++++ Records for this exercise ++++

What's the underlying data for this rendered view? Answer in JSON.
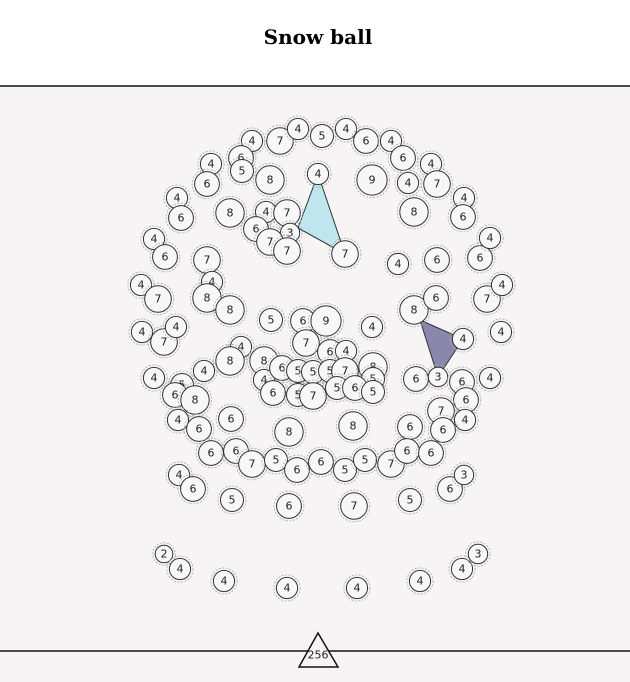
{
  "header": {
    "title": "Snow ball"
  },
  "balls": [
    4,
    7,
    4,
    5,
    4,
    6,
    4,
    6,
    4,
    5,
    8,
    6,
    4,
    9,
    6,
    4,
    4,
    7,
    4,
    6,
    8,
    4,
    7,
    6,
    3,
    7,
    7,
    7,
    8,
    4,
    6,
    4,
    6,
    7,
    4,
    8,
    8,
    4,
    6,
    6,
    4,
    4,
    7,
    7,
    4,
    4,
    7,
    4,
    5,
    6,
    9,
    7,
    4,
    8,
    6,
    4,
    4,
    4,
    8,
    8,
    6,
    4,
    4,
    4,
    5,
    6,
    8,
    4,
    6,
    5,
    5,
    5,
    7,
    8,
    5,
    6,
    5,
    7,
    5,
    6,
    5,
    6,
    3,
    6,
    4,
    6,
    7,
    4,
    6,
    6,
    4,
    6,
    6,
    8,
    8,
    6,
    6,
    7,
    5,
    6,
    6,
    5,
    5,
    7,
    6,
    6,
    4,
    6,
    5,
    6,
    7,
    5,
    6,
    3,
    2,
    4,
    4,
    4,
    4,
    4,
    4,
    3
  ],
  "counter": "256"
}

++++
++++ Records for this exercise ++++

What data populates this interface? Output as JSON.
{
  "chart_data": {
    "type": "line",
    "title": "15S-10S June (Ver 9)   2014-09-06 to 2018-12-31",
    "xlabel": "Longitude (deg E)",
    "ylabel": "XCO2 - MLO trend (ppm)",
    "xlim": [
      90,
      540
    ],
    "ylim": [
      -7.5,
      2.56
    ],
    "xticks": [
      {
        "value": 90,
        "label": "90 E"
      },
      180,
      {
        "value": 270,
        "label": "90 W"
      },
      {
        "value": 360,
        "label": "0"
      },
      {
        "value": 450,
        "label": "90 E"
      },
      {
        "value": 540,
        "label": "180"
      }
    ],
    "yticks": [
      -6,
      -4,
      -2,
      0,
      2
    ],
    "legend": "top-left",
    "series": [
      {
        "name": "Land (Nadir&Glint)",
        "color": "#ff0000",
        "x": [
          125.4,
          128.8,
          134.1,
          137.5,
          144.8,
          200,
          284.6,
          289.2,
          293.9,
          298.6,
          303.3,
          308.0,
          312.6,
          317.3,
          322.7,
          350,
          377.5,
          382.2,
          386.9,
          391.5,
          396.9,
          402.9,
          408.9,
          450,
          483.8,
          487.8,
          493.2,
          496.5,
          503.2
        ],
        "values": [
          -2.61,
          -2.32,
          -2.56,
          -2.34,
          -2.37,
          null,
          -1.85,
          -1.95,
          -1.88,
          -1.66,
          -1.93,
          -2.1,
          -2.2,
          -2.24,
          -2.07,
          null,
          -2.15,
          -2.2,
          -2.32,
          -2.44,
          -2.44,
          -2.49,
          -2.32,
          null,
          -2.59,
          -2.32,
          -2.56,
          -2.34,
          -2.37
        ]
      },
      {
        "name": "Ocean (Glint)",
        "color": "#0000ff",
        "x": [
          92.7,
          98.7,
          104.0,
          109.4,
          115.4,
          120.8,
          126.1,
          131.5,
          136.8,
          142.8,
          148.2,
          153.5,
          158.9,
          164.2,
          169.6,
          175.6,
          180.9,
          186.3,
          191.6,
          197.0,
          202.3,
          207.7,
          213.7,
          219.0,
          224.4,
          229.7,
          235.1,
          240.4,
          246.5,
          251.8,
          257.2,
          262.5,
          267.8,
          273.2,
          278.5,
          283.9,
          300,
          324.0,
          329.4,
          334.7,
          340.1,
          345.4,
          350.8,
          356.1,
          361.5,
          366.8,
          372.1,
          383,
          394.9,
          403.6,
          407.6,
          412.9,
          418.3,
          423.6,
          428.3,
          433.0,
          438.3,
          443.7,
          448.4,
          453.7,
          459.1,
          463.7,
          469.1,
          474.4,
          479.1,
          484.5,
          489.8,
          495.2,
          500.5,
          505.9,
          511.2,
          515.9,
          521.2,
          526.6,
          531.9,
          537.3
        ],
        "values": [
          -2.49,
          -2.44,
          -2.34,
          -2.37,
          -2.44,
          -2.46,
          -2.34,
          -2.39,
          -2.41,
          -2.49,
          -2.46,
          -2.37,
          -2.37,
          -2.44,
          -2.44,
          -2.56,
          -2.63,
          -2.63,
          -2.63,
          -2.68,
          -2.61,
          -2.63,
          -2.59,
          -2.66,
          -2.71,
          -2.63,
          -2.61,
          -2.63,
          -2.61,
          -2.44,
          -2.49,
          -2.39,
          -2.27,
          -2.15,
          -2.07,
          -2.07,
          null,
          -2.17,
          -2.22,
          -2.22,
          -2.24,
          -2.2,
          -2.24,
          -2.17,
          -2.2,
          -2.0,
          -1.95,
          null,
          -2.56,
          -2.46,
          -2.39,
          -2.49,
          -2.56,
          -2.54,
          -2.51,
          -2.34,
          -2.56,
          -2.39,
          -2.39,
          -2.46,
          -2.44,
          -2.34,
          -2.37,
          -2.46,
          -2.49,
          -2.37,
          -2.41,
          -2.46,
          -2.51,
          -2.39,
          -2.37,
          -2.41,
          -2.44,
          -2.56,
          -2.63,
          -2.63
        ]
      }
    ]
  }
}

++++

• _Goal_
Each line above that includes "Glint" should be shown.

• _Output_
        "name": "Land (Nadir&Glint)",
        "name": "Ocean (Glint)",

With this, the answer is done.